= Problem statement =
Comb through the entries for "name" and pull out each line that holds it.

= Recorded data =
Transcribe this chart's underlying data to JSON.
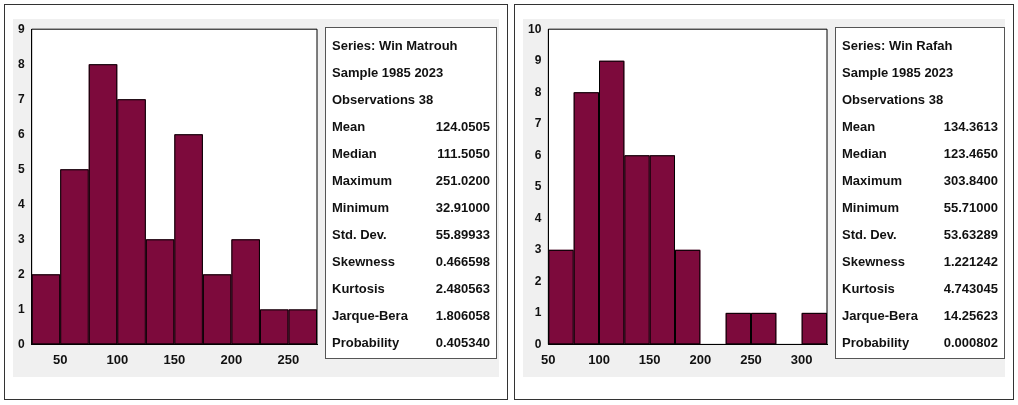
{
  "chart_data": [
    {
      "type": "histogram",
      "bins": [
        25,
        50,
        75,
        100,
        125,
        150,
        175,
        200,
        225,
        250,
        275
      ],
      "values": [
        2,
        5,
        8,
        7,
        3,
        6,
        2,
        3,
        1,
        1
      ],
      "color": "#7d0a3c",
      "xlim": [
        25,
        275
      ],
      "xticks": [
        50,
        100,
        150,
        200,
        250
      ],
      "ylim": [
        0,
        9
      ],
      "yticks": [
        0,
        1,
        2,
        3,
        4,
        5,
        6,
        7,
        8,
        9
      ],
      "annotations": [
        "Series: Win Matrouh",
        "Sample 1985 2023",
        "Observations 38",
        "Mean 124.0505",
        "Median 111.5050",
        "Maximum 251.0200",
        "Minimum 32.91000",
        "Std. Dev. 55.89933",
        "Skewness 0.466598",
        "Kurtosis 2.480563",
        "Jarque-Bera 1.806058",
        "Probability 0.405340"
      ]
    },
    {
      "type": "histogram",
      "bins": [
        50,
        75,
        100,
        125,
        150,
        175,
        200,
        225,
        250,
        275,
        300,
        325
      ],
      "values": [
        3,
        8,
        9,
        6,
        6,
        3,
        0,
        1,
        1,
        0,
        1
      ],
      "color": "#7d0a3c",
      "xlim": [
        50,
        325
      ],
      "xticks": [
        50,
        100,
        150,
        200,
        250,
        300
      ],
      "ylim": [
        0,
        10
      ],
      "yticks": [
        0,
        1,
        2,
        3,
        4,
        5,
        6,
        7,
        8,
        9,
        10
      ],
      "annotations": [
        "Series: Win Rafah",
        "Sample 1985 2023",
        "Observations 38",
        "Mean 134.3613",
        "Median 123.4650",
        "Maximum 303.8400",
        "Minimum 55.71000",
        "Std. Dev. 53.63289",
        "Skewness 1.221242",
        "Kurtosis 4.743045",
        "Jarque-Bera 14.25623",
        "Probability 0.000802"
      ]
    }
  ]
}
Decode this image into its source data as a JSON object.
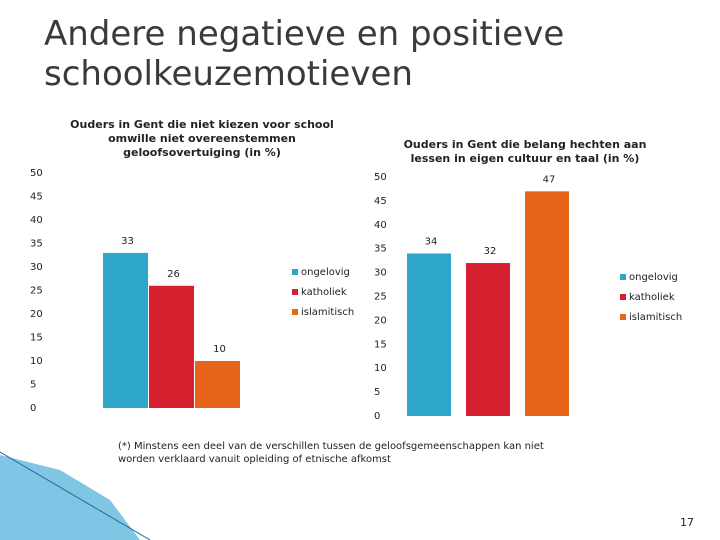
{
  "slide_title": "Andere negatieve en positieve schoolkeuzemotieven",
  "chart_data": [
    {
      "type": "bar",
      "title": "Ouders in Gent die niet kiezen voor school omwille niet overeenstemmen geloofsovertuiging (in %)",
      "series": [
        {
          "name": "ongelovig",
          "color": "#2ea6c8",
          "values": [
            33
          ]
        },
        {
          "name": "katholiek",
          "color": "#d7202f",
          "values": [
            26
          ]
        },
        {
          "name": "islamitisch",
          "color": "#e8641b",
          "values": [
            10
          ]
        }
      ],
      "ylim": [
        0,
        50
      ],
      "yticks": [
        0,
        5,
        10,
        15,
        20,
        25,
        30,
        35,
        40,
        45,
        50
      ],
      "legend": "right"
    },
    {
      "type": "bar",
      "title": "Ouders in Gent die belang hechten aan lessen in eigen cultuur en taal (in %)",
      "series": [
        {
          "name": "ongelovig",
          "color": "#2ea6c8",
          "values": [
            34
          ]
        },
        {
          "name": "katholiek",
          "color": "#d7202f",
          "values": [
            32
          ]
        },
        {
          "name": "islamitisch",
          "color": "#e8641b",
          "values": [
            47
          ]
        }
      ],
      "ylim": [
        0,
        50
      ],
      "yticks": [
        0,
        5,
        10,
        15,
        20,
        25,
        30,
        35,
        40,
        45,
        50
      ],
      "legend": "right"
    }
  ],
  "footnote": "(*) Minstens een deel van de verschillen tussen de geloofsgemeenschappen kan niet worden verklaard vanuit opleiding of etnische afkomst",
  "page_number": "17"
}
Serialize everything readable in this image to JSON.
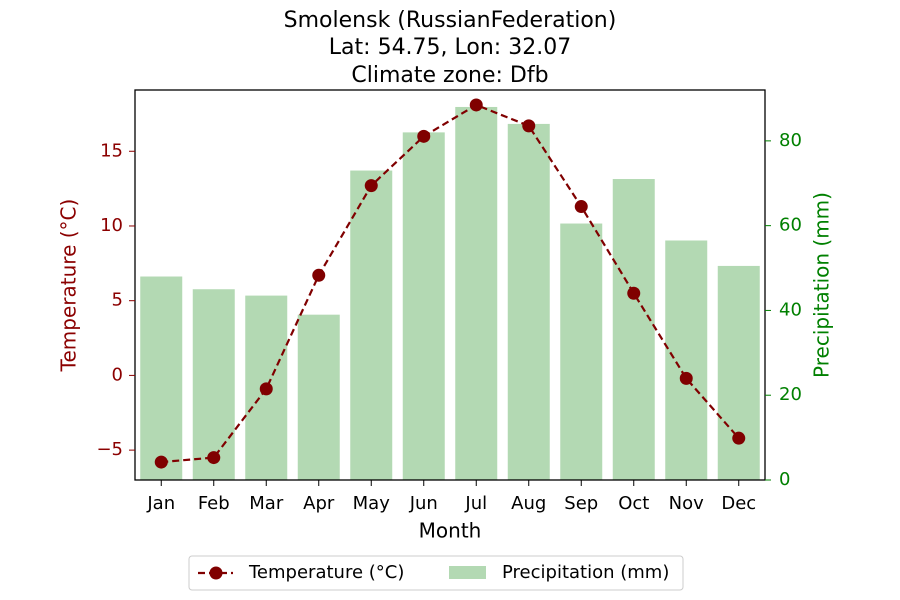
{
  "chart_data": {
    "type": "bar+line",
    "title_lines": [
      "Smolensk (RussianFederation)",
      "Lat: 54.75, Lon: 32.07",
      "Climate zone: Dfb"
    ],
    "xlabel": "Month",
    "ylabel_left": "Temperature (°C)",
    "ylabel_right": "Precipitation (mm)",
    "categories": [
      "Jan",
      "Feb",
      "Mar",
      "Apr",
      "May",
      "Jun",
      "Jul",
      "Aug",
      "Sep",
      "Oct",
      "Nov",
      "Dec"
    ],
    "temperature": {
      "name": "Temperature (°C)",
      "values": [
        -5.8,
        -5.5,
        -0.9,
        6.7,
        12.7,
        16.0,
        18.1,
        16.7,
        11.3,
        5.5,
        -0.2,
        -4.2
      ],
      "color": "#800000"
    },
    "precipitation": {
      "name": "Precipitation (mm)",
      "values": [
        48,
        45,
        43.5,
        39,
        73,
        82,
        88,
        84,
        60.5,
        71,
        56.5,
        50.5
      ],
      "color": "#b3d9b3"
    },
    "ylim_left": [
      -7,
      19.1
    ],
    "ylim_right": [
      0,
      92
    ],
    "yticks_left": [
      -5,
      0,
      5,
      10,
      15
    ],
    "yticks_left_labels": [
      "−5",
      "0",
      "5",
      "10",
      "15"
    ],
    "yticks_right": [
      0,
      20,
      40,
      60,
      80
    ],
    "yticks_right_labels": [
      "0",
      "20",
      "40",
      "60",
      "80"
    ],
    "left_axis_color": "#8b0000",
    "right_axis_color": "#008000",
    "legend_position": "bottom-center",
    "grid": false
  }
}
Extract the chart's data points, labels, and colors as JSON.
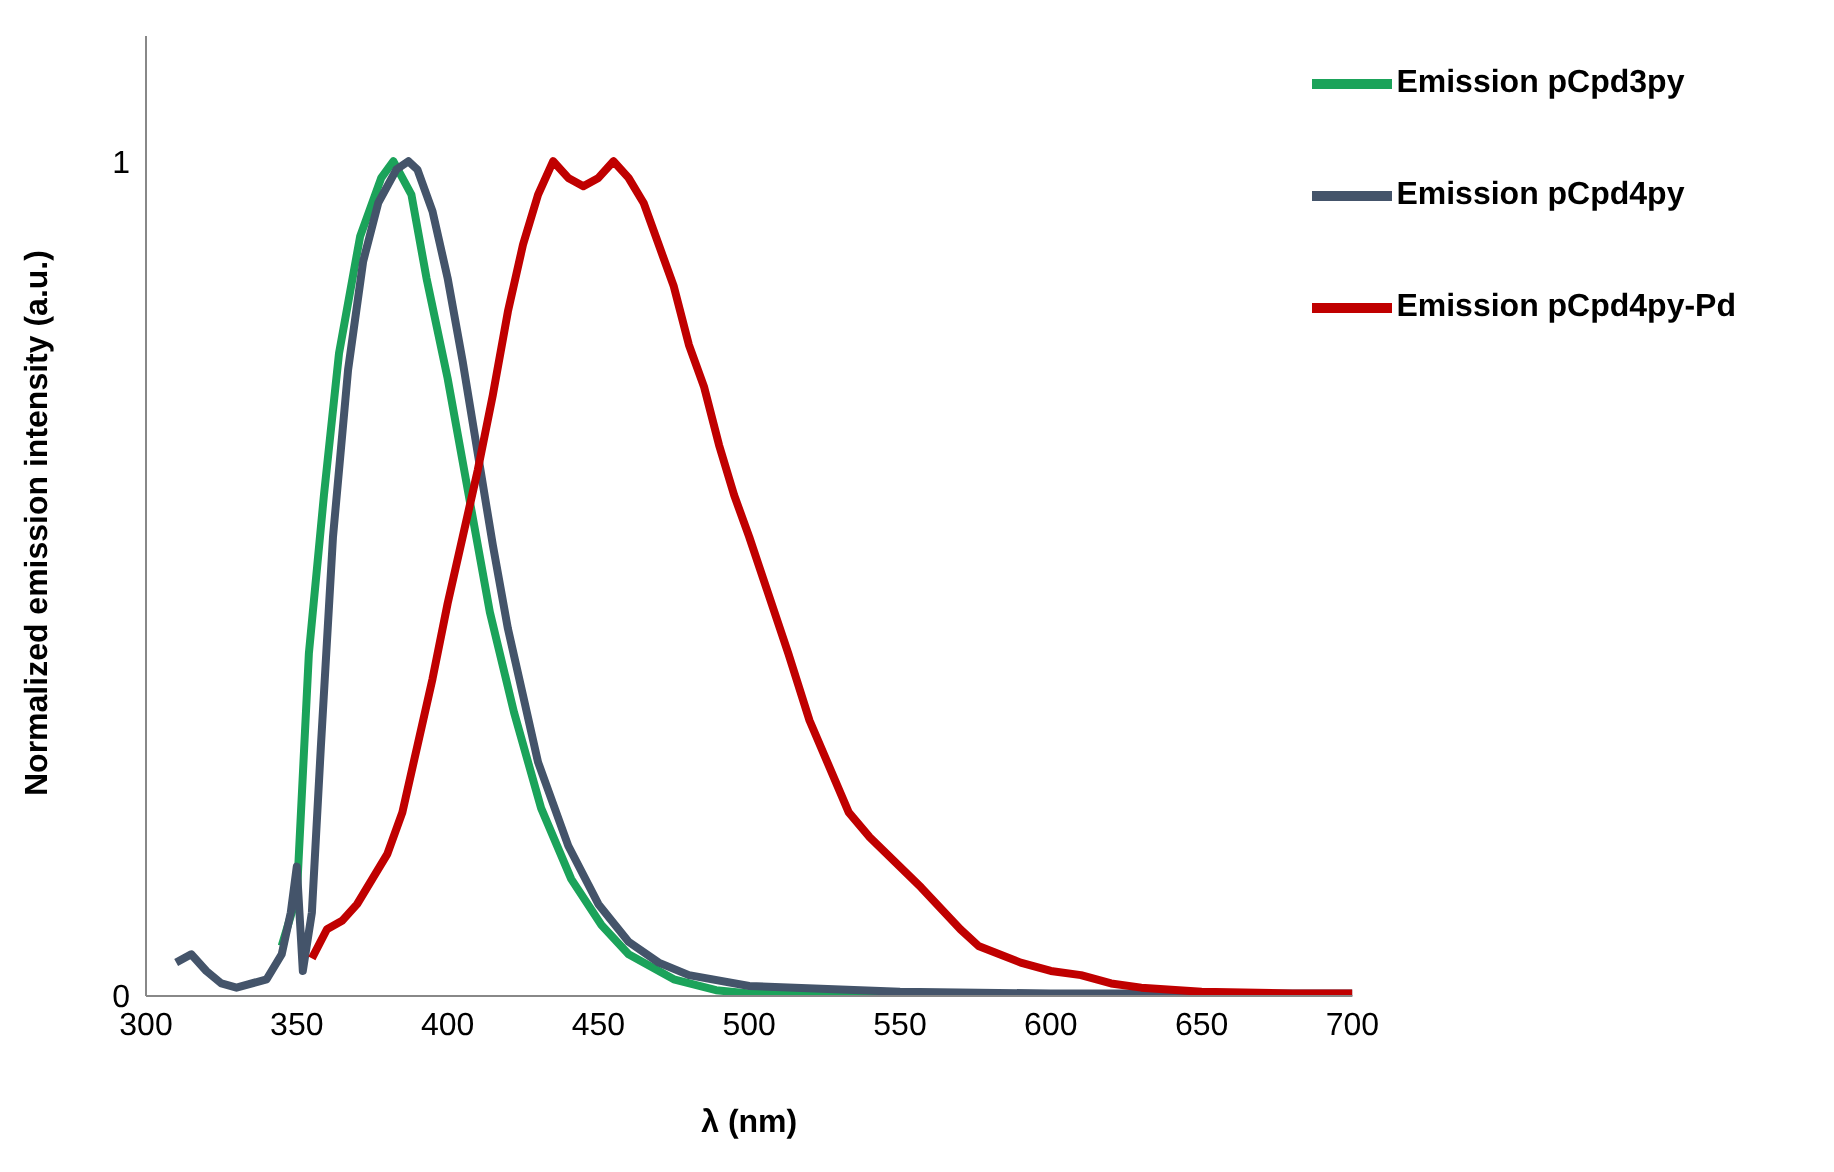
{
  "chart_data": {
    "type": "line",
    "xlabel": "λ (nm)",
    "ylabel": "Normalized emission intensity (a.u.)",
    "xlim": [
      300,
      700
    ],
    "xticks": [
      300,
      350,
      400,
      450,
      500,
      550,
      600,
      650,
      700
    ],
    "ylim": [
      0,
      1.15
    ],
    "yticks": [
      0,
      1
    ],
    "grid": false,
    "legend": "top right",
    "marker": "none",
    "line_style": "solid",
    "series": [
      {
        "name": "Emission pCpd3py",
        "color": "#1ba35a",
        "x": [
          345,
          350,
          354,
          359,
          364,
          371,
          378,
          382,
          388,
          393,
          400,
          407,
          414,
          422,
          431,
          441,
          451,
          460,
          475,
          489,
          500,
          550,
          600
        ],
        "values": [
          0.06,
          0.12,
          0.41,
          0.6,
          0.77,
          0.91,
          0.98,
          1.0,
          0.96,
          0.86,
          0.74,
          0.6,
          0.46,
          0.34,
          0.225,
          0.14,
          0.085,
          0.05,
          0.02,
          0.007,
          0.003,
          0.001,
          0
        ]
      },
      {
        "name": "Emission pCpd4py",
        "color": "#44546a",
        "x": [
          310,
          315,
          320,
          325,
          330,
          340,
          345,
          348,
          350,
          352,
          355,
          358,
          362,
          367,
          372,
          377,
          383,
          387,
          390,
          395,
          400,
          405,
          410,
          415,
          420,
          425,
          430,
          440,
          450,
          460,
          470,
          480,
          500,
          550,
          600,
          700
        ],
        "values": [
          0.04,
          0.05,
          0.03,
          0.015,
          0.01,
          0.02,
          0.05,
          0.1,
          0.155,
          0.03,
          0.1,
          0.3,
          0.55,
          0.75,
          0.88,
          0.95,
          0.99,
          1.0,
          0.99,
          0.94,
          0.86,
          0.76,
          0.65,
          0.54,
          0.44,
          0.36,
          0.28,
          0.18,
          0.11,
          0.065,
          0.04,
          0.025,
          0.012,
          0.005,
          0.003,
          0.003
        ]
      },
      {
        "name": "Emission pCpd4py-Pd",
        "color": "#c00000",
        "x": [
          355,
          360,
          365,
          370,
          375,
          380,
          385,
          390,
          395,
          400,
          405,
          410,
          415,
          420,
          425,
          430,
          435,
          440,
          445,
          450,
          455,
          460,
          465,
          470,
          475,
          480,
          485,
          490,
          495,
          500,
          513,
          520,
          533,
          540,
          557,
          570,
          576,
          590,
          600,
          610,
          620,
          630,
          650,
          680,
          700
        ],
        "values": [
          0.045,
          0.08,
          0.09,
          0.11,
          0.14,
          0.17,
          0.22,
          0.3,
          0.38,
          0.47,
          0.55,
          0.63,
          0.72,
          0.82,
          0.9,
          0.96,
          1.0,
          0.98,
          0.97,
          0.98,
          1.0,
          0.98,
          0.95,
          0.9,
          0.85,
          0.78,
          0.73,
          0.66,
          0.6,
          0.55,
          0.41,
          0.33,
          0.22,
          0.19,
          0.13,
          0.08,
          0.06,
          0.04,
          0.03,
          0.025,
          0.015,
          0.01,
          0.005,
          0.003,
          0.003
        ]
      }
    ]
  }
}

= The result =
          "name": "ongelovig",
          "name": "katholiek",
          "name": "islamitisch",
          "name": "ongelovig",
          "name": "katholiek",
          "name": "islamitisch",
      "name": "Temperature (°C)",
      "name": "Precipitation (mm)",
        "name": "Emission pCpd3py",
        "name": "Emission pCpd4py",
        "name": "Emission pCpd4py-Pd",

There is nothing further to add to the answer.